» **Task to carry out**
According to the source document on multicloud for digital government, how much fiscal relief does the new Federal stimulus package provide to states, localities and tribal governments?

» **Source document**

%%

Clearing a path to multicloud as the new foundation for digital government
To say that the last year has been challenging for state and local governments is a massive understatement. While citizens turned to their state and local agencies for guidance during the onset of the COVID-19 pandemic, state and local leaders were largely left to navigate the uncertainty without a roadmap or assistance from the Federal government. They were forced to quickly pivot resources, accelerate modernization and adapt to a new remote workforce reality—all while trying to provide the answers and support their citizens.
The pandemic and subsequent economic crisis has underscored the need for IT modernization to power the effective and efficient delivery of digital services—from enabling remote work and virtual education to providing vaccine information, COVID tracking, and unemployment benefits. And, although a year has passed, the consensus from government leaders is there will not be a return to the old normal, rather agencies and citizens alike need solutions for the “next normal.”
As the COVID-19 pandemic unfolded, the true value of the cloud for state and local agencies and educational institutions became crystal clear. And, with the new Federal stimulus package providing $350 billion in fiscal relief to states, localities and tribal governments, there has never been a better time to invest in the power of the cloud—more specifically the power of multicloud.

%%

Records from a collection:
%%

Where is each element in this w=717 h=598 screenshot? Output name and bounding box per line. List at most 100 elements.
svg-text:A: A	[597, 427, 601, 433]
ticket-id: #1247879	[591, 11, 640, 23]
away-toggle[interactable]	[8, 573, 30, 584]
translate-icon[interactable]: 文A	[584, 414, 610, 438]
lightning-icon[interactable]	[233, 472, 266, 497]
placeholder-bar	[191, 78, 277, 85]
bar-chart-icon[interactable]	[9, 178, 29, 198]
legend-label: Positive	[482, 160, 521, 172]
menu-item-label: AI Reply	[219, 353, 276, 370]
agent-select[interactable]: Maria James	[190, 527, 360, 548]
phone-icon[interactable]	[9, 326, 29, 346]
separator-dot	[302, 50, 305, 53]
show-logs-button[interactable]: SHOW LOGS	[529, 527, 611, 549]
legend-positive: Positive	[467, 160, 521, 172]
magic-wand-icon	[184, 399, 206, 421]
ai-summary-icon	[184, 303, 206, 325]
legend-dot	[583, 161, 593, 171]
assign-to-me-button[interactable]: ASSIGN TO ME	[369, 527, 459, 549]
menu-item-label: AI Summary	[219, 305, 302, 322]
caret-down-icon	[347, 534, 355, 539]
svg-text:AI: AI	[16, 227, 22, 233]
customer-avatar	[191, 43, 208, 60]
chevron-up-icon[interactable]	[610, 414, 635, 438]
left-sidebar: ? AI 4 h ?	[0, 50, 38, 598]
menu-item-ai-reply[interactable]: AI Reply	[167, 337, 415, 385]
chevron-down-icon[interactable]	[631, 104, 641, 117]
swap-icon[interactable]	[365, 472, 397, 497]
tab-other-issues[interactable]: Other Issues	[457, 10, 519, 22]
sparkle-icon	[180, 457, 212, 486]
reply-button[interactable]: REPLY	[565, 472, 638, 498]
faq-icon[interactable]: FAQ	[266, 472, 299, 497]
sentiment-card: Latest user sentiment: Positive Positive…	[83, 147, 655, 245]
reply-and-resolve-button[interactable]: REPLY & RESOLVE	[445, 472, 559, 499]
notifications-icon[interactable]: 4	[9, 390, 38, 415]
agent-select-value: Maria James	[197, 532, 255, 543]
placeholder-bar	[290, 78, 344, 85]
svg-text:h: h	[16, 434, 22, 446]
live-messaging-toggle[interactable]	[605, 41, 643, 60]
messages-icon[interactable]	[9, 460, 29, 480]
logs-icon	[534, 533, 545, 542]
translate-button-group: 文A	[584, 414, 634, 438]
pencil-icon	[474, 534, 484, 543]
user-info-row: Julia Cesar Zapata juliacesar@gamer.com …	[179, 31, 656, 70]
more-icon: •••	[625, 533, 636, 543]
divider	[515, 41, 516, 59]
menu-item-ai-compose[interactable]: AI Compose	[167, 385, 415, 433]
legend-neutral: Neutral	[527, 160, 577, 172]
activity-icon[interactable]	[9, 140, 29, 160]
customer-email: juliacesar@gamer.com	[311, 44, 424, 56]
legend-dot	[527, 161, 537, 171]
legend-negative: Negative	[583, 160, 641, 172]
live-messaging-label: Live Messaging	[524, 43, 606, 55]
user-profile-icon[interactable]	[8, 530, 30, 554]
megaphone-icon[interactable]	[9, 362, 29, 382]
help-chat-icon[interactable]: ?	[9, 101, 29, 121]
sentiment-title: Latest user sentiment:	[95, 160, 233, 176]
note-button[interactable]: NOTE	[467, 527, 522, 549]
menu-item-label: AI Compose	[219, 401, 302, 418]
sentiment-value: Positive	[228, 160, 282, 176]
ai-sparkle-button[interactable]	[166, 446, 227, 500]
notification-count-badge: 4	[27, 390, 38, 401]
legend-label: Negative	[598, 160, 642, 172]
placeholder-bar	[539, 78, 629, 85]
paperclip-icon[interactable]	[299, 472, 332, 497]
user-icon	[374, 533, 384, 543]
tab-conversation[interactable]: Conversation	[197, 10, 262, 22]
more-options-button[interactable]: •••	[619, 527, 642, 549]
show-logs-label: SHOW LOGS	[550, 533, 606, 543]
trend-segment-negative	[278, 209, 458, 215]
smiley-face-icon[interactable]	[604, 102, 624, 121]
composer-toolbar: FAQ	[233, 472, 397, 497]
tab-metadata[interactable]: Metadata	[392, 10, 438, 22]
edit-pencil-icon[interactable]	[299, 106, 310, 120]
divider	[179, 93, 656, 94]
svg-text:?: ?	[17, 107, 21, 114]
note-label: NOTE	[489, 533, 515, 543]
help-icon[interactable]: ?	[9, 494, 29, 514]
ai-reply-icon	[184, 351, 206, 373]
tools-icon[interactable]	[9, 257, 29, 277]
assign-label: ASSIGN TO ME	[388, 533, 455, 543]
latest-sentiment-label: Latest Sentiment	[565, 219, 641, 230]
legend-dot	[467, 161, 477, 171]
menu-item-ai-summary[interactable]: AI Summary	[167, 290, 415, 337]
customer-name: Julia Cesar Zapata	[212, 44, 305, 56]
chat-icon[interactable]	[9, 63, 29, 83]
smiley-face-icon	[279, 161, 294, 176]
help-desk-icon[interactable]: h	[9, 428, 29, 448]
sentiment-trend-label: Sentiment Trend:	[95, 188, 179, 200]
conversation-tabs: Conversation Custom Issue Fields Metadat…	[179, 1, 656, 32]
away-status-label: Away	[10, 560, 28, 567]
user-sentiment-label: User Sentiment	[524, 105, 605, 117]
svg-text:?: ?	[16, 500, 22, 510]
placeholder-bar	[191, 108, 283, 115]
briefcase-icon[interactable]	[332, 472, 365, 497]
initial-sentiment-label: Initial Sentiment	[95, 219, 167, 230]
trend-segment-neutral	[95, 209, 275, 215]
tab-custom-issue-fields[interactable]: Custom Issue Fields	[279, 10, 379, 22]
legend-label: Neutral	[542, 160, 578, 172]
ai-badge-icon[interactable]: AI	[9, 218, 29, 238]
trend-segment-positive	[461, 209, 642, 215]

%%

» **Answer to the problem**
$350 billion.